Web page and app entries:
§

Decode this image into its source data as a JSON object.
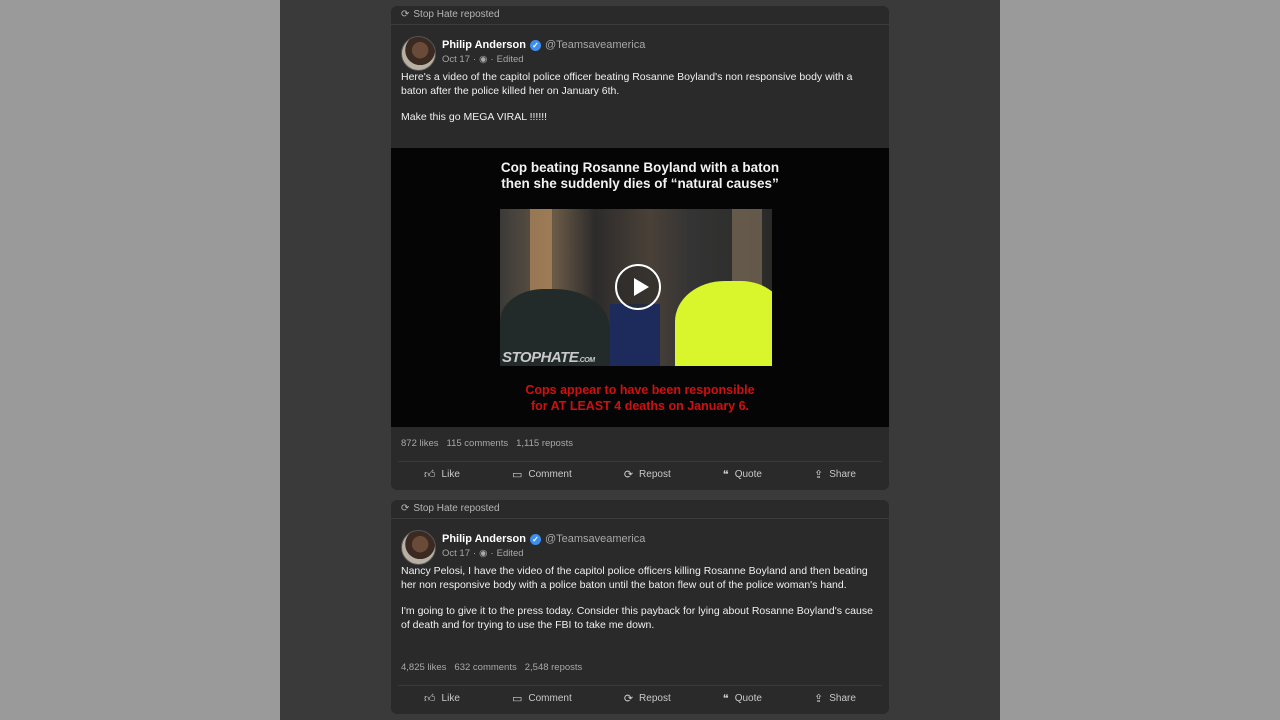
{
  "posts": [
    {
      "repost_label": "Stop Hate reposted",
      "author_name": "Philip Anderson",
      "handle": "@Teamsaveamerica",
      "date": "Oct 17",
      "edited": "Edited",
      "paragraphs": [
        "Here's a video of the capitol police officer beating Rosanne Boyland's non responsive body with a baton after the police killed her on January 6th.",
        "Make this go MEGA VIRAL !!!!!!"
      ],
      "video": {
        "title_line1": "Cop beating Rosanne Boyland with a baton",
        "title_line2": "then she suddenly dies of “natural causes”",
        "watermark": "STOPHATE",
        "watermark_suffix": ".COM",
        "caption_line1": "Cops appear to have been responsible",
        "caption_line2": "for AT LEAST 4 deaths on January 6."
      },
      "stats": {
        "likes": "872 likes",
        "comments": "115 comments",
        "reposts": "1,115 reposts"
      }
    },
    {
      "repost_label": "Stop Hate reposted",
      "author_name": "Philip Anderson",
      "handle": "@Teamsaveamerica",
      "date": "Oct 17",
      "edited": "Edited",
      "paragraphs": [
        "Nancy Pelosi, I have the video of the capitol police officers killing Rosanne Boyland and then beating her non responsive body with a police baton until the baton flew out of the police woman's hand.",
        "I'm going to give it to the press today. Consider this payback for lying about Rosanne Boyland's cause of death and for trying to use the FBI to take me down."
      ],
      "stats": {
        "likes": "4,825 likes",
        "comments": "632 comments",
        "reposts": "2,548 reposts"
      }
    }
  ],
  "actions": {
    "like": "Like",
    "comment": "Comment",
    "repost": "Repost",
    "quote": "Quote",
    "share": "Share"
  },
  "icons": {
    "repost": "repost-icon",
    "verified": "verified-badge-icon",
    "globe": "audience-icon",
    "like": "thumbs-up-icon",
    "comment": "comment-icon",
    "quote": "quote-icon",
    "share": "share-icon",
    "play": "play-icon"
  },
  "colors": {
    "verified": "#3b8ff0",
    "caption_red": "#d01010",
    "card_bg": "#2a2a2a"
  }
}
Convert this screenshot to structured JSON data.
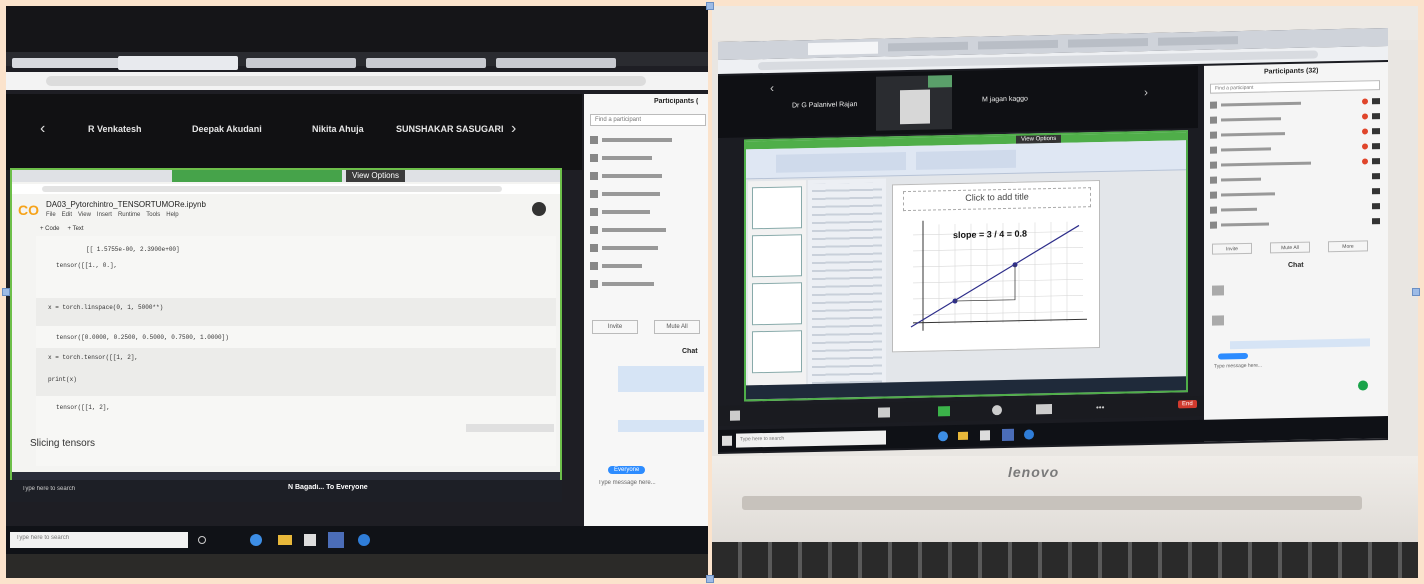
{
  "left_photo": {
    "meeting_participants": [
      "R Venkatesh",
      "Deepak Akudani",
      "Nikita Ahuja",
      "SUNSHAKAR SASUGARI"
    ],
    "participants_title": "Participants (",
    "participants_search": "Find a participant",
    "colab_file": "DA03_Pytorchintro_TENSORTUMORe.ipynb",
    "colab_menu": [
      "File",
      "Edit",
      "View",
      "Insert",
      "Runtime",
      "Tools",
      "Help"
    ],
    "colab_actions": [
      "+ Code",
      "+ Text"
    ],
    "sharing_bar": "View Options",
    "code_cells": [
      "[[ 1.5755e-00,  2.3900e+00]",
      "tensor([[1., 0.],",
      "x = torch.linspace(0, 1, 5000**)",
      "tensor([0.0000, 0.2500, 0.5000, 0.7500, 1.0000])",
      "x = torch.tensor([[1, 2],",
      "print(x)",
      "tensor([[1, 2],"
    ],
    "section_heading": "Slicing tensors",
    "chat_title": "Chat",
    "chat_bottom": "N Bagadi... To Everyone",
    "chat_input_hint": "Type message here...",
    "chat_to": "Everyone",
    "taskbar_search": "Type here to search",
    "buttons": [
      "Invite",
      "Mute All"
    ]
  },
  "right_photo": {
    "participants_title": "Participants (32)",
    "participants_search": "Find a participant",
    "speaker_left": "Dr G Palanivel Rajan",
    "speaker_right": "M jagan kaggo",
    "slide_title": "Click to add title",
    "slide_equation": "slope = 3 / 4 = 0.8",
    "sharing_bar": "View Options",
    "chat_title": "Chat",
    "chat_input_hint": "Type message here...",
    "buttons": [
      "Invite",
      "Mute All",
      "More"
    ],
    "laptop_brand": "lenovo",
    "taskbar_search": "Type here to search",
    "end_button": "End",
    "slide_thumbs": 4
  }
}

§

Work instruction:
All lines above holding the word "Everyone" make up the answer; copy each one.

Response for this exercise:
    "chat_bottom": "N Bagadi... To Everyone",
    "chat_to": "Everyone",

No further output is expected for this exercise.